▶ TASK DESCRIPTION:
Only lines with the string "Gain" matter here; gather them from the material below.
|---|
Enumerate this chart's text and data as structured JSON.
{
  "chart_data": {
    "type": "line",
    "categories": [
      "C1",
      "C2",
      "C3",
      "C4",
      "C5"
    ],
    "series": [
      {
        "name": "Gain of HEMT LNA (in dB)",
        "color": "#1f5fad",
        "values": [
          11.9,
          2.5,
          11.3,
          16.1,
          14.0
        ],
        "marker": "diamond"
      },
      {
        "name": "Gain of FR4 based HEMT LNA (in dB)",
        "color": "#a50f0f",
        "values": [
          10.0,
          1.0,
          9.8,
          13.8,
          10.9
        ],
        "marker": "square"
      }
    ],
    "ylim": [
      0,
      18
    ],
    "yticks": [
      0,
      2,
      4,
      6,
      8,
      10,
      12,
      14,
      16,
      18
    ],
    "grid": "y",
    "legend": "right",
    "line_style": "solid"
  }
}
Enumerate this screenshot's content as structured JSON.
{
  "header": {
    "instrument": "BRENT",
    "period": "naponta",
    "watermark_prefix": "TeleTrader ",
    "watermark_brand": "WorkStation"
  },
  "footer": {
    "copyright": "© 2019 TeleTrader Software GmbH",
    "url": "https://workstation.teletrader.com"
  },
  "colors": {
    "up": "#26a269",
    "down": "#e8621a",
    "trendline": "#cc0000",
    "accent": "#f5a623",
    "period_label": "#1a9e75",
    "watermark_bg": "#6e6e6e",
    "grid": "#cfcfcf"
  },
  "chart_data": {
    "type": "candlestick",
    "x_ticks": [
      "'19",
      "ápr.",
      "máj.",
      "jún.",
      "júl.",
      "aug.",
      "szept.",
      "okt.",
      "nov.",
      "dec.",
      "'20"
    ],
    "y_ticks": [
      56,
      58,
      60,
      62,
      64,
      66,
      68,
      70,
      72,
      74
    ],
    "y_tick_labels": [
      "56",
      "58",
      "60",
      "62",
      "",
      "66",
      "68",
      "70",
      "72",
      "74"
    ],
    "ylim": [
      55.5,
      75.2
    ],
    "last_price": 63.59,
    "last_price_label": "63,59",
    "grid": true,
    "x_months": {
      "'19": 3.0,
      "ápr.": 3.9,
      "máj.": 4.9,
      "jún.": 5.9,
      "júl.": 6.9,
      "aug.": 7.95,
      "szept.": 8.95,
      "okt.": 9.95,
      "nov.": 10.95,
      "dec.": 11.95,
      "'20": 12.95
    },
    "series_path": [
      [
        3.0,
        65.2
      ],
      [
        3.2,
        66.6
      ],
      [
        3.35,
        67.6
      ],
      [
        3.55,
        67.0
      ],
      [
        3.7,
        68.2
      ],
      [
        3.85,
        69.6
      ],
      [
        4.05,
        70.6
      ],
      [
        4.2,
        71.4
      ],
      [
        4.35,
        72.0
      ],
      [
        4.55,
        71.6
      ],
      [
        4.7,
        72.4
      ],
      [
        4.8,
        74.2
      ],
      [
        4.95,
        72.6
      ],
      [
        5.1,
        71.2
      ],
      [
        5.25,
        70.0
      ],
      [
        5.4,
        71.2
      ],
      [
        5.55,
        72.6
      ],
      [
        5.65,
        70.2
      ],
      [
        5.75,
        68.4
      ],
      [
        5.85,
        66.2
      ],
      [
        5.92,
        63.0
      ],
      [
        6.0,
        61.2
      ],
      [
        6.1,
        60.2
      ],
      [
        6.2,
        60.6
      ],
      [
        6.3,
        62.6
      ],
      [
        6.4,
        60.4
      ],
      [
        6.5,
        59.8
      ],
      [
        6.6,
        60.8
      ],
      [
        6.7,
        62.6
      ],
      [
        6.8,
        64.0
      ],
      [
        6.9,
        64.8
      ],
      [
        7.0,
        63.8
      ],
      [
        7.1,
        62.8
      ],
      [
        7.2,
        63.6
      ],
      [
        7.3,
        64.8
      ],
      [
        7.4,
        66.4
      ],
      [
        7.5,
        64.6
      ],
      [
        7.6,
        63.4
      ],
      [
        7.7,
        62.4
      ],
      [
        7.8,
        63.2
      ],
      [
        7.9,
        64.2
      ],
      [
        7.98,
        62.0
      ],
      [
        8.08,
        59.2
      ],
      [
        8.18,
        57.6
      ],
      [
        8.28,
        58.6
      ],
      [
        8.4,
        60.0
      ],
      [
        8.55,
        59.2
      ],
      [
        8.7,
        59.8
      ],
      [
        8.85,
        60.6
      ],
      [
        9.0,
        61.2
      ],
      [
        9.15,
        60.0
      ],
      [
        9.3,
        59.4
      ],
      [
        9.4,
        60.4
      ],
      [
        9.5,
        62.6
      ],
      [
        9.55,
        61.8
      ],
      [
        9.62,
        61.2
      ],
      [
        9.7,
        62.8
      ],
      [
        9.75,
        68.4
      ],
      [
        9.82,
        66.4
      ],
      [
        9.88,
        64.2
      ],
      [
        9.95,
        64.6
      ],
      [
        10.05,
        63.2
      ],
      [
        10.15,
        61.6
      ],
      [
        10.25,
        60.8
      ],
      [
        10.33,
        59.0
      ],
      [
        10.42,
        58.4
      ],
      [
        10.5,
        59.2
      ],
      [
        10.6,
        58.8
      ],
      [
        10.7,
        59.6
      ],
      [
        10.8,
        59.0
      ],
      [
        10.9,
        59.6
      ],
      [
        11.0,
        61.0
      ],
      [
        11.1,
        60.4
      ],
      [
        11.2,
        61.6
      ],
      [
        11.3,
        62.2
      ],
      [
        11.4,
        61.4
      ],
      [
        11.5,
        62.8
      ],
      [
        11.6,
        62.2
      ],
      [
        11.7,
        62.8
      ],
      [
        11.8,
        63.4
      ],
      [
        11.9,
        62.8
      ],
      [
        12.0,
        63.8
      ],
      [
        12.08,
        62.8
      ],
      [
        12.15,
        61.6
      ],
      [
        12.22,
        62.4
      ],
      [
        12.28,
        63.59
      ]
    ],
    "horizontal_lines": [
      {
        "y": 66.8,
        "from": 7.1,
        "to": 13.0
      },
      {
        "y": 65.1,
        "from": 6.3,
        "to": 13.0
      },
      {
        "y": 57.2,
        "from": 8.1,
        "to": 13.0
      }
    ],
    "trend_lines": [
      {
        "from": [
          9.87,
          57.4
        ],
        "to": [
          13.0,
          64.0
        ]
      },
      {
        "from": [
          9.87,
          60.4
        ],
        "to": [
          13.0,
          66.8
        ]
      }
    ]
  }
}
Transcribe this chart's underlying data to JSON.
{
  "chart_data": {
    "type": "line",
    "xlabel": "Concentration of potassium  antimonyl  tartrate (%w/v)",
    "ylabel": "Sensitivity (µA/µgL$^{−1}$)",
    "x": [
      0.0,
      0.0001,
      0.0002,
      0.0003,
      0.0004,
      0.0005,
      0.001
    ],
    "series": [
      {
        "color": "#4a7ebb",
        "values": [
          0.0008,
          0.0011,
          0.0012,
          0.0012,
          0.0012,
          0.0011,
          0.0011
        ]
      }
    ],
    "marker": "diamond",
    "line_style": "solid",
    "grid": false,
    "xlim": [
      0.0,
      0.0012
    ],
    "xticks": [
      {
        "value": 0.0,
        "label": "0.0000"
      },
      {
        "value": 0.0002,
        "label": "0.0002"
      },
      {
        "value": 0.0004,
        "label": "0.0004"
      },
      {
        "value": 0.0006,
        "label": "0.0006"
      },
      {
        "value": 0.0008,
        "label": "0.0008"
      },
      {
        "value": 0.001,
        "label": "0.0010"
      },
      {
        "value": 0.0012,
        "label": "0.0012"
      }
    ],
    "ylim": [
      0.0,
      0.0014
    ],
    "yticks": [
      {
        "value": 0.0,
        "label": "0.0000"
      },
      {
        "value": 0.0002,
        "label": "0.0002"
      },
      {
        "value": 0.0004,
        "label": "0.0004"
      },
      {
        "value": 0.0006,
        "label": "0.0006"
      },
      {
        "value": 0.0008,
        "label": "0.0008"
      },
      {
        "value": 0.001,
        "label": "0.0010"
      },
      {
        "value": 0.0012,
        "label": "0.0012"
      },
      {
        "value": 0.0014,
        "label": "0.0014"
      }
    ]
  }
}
|---|
▶ RESULT FOR THIS TASK:
        "name": "Gain of HEMT LNA (in dB)",
        "name": "Gain of FR4 based HEMT LNA (in dB)",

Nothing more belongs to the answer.